Exercise inputs
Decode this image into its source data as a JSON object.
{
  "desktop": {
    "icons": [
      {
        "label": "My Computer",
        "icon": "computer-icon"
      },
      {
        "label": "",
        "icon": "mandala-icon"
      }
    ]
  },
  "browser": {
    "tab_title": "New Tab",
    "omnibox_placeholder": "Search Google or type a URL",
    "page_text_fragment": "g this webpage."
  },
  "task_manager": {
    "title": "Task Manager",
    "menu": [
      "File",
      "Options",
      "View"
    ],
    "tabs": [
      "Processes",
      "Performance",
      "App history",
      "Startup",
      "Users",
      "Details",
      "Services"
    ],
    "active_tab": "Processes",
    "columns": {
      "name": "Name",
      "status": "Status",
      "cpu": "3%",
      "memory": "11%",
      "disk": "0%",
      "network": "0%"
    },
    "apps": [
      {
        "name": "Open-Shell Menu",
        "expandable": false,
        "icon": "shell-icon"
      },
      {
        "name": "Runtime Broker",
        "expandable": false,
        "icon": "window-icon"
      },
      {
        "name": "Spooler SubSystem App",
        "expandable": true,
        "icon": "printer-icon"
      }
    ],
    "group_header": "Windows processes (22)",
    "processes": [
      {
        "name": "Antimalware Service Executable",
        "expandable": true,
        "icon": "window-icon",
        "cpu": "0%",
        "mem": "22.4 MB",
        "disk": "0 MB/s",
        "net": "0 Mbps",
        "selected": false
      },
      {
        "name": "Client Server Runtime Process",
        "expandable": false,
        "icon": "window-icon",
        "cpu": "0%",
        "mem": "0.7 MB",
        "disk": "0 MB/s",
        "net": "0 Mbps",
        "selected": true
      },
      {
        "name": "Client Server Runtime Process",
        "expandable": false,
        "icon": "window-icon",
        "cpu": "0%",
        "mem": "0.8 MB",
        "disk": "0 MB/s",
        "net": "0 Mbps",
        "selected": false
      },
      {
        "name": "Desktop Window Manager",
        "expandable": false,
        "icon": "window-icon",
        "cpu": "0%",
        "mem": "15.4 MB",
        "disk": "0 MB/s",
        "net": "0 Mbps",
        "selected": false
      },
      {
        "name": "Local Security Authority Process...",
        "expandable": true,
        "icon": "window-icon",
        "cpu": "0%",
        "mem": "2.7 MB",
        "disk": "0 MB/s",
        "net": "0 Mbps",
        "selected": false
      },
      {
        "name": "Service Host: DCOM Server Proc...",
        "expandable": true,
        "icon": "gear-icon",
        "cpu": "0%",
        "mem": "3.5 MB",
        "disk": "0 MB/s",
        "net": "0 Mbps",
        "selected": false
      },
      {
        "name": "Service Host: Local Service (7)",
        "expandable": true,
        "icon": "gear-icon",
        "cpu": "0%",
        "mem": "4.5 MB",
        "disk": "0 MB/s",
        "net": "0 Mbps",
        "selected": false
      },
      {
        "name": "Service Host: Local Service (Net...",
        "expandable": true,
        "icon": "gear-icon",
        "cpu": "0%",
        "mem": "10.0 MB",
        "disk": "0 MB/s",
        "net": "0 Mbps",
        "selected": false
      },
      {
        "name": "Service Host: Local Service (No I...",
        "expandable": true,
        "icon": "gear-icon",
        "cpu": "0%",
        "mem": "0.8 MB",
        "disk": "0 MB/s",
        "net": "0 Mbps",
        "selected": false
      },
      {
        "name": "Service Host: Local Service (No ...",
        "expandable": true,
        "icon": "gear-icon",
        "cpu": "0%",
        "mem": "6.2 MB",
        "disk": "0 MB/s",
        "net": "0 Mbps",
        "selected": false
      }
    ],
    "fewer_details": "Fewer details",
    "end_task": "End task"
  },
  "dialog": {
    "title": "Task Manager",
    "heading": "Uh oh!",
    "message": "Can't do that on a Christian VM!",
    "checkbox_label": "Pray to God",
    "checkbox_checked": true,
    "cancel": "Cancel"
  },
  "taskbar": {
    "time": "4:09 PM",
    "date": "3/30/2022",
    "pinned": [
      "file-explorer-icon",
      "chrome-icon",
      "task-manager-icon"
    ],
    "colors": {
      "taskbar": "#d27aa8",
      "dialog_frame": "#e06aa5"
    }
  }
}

Task brief
Repeat the records above exactly, from the first line to the last.

Response
Decode this image into its source data as a JSON object.
{
  "desktop": {
    "icons": [
      {
        "label": "My Computer",
        "icon": "computer-icon"
      },
      {
        "label": "",
        "icon": "mandala-icon"
      }
    ]
  },
  "browser": {
    "tab_title": "New Tab",
    "omnibox_placeholder": "Search Google or type a URL",
    "page_text_fragment": "g this webpage."
  },
  "task_manager": {
    "title": "Task Manager",
    "menu": [
      "File",
      "Options",
      "View"
    ],
    "tabs": [
      "Processes",
      "Performance",
      "App history",
      "Startup",
      "Users",
      "Details",
      "Services"
    ],
    "active_tab": "Processes",
    "columns": {
      "name": "Name",
      "status": "Status",
      "cpu": "3%",
      "memory": "11%",
      "disk": "0%",
      "network": "0%"
    },
    "apps": [
      {
        "name": "Open-Shell Menu",
        "expandable": false,
        "icon": "shell-icon"
      },
      {
        "name": "Runtime Broker",
        "expandable": false,
        "icon": "window-icon"
      },
      {
        "name": "Spooler SubSystem App",
        "expandable": true,
        "icon": "printer-icon"
      }
    ],
    "group_header": "Windows processes (22)",
    "processes": [
      {
        "name": "Antimalware Service Executable",
        "expandable": true,
        "icon": "window-icon",
        "cpu": "0%",
        "mem": "22.4 MB",
        "disk": "0 MB/s",
        "net": "0 Mbps",
        "selected": false
      },
      {
        "name": "Client Server Runtime Process",
        "expandable": false,
        "icon": "window-icon",
        "cpu": "0%",
        "mem": "0.7 MB",
        "disk": "0 MB/s",
        "net": "0 Mbps",
        "selected": true
      },
      {
        "name": "Client Server Runtime Process",
        "expandable": false,
        "icon": "window-icon",
        "cpu": "0%",
        "mem": "0.8 MB",
        "disk": "0 MB/s",
        "net": "0 Mbps",
        "selected": false
      },
      {
        "name": "Desktop Window Manager",
        "expandable": false,
        "icon": "window-icon",
        "cpu": "0%",
        "mem": "15.4 MB",
        "disk": "0 MB/s",
        "net": "0 Mbps",
        "selected": false
      },
      {
        "name": "Local Security Authority Process...",
        "expandable": true,
        "icon": "window-icon",
        "cpu": "0%",
        "mem": "2.7 MB",
        "disk": "0 MB/s",
        "net": "0 Mbps",
        "selected": false
      },
      {
        "name": "Service Host: DCOM Server Proc...",
        "expandable": true,
        "icon": "gear-icon",
        "cpu": "0%",
        "mem": "3.5 MB",
        "disk": "0 MB/s",
        "net": "0 Mbps",
        "selected": false
      },
      {
        "name": "Service Host: Local Service (7)",
        "expandable": true,
        "icon": "gear-icon",
        "cpu": "0%",
        "mem": "4.5 MB",
        "disk": "0 MB/s",
        "net": "0 Mbps",
        "selected": false
      },
      {
        "name": "Service Host: Local Service (Net...",
        "expandable": true,
        "icon": "gear-icon",
        "cpu": "0%",
        "mem": "10.0 MB",
        "disk": "0 MB/s",
        "net": "0 Mbps",
        "selected": false
      },
      {
        "name": "Service Host: Local Service (No I...",
        "expandable": true,
        "icon": "gear-icon",
        "cpu": "0%",
        "mem": "0.8 MB",
        "disk": "0 MB/s",
        "net": "0 Mbps",
        "selected": false
      },
      {
        "name": "Service Host: Local Service (No ...",
        "expandable": true,
        "icon": "gear-icon",
        "cpu": "0%",
        "mem": "6.2 MB",
        "disk": "0 MB/s",
        "net": "0 Mbps",
        "selected": false
      }
    ],
    "fewer_details": "Fewer details",
    "end_task": "End task"
  },
  "dialog": {
    "title": "Task Manager",
    "heading": "Uh oh!",
    "message": "Can't do that on a Christian VM!",
    "checkbox_label": "Pray to God",
    "checkbox_checked": true,
    "cancel": "Cancel"
  },
  "taskbar": {
    "time": "4:09 PM",
    "date": "3/30/2022",
    "pinned": [
      "file-explorer-icon",
      "chrome-icon",
      "task-manager-icon"
    ],
    "colors": {
      "taskbar": "#d27aa8",
      "dialog_frame": "#e06aa5"
    }
  }
}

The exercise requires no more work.